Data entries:
-*-
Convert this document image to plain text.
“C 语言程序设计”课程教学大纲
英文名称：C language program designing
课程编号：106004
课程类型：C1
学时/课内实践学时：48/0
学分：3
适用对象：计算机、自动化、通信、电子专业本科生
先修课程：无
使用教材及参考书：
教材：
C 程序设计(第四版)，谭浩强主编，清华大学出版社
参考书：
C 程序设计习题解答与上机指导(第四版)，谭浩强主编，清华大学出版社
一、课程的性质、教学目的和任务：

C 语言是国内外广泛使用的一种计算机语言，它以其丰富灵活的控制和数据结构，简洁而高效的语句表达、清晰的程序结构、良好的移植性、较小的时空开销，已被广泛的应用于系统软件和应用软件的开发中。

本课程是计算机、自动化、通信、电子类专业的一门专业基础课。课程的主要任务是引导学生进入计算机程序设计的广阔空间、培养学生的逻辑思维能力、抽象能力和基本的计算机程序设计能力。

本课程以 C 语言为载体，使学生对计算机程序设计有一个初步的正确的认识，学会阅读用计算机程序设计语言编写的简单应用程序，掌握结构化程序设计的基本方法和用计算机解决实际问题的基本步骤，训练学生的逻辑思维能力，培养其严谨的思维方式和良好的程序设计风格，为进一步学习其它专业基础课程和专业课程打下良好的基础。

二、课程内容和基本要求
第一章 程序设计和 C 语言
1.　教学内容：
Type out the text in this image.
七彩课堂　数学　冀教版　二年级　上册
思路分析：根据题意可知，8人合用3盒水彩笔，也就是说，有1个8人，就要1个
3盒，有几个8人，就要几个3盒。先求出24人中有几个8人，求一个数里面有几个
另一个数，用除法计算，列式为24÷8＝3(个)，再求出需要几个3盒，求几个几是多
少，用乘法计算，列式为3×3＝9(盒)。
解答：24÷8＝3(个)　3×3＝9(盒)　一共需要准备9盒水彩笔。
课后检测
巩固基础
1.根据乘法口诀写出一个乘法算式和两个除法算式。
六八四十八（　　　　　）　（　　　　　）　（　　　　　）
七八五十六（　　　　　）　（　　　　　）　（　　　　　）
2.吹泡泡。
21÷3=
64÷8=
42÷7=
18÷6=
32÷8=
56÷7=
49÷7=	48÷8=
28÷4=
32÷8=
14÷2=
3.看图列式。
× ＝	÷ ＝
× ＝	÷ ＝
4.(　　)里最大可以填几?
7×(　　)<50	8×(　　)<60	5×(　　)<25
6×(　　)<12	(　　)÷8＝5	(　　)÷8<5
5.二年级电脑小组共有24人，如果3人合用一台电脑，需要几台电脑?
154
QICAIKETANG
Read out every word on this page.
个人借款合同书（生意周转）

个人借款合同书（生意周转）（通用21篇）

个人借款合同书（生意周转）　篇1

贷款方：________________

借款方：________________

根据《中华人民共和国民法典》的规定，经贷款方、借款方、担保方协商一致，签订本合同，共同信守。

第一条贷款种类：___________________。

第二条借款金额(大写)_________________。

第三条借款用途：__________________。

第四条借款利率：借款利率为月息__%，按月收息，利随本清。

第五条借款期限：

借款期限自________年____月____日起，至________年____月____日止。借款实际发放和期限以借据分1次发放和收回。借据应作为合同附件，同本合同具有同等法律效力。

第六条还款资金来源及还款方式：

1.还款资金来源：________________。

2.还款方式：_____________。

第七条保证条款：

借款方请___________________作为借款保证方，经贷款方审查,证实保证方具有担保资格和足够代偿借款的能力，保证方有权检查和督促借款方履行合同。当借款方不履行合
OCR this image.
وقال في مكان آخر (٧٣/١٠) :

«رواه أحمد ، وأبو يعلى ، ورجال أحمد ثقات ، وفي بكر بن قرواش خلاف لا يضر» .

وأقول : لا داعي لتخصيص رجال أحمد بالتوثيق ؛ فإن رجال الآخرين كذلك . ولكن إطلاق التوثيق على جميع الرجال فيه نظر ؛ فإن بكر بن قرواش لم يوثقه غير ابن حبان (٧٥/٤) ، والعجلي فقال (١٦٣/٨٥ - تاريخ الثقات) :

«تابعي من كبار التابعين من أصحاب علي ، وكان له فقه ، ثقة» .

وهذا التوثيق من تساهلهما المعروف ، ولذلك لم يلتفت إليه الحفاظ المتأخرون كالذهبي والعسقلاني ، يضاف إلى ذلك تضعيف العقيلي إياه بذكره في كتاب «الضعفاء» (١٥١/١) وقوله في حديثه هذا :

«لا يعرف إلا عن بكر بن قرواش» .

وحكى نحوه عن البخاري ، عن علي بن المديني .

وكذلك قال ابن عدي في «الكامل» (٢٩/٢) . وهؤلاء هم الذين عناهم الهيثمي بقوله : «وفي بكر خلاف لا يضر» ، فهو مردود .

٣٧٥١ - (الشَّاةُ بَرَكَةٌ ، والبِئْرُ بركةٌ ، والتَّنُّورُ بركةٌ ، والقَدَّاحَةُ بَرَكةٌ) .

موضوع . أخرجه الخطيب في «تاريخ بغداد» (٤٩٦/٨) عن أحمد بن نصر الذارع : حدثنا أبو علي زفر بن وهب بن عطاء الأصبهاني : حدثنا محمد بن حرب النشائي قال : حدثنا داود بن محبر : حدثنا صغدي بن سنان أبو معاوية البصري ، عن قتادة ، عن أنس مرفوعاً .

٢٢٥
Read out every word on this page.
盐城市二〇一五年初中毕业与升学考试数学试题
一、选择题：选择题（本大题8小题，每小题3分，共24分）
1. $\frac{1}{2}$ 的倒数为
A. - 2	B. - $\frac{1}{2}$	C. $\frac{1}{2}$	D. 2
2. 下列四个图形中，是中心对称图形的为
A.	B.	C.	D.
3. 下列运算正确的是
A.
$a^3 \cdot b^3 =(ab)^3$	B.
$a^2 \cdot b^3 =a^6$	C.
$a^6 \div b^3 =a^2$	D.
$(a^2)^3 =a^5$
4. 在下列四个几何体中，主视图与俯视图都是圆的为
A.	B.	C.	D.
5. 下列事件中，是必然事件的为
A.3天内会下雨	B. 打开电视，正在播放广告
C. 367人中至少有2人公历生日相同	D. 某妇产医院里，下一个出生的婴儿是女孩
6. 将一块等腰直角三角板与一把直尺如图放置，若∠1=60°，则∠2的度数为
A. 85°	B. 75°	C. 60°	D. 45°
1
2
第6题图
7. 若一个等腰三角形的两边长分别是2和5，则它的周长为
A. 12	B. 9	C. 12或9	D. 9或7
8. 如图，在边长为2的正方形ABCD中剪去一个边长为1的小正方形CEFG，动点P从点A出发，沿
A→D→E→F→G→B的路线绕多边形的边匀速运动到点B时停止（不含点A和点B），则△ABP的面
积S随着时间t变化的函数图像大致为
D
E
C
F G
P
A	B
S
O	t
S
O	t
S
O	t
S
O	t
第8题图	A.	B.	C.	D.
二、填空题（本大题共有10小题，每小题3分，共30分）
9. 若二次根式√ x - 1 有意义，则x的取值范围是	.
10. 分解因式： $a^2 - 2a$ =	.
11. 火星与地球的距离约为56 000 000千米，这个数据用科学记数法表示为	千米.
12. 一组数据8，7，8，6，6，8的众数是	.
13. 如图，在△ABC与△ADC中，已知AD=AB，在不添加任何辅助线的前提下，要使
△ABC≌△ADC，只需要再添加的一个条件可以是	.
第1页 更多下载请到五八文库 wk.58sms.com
-*-
Work instructions:
Write down the number of lines where the word "清华大学出版社" appears, and nothing further.

Answer to this exercise:
2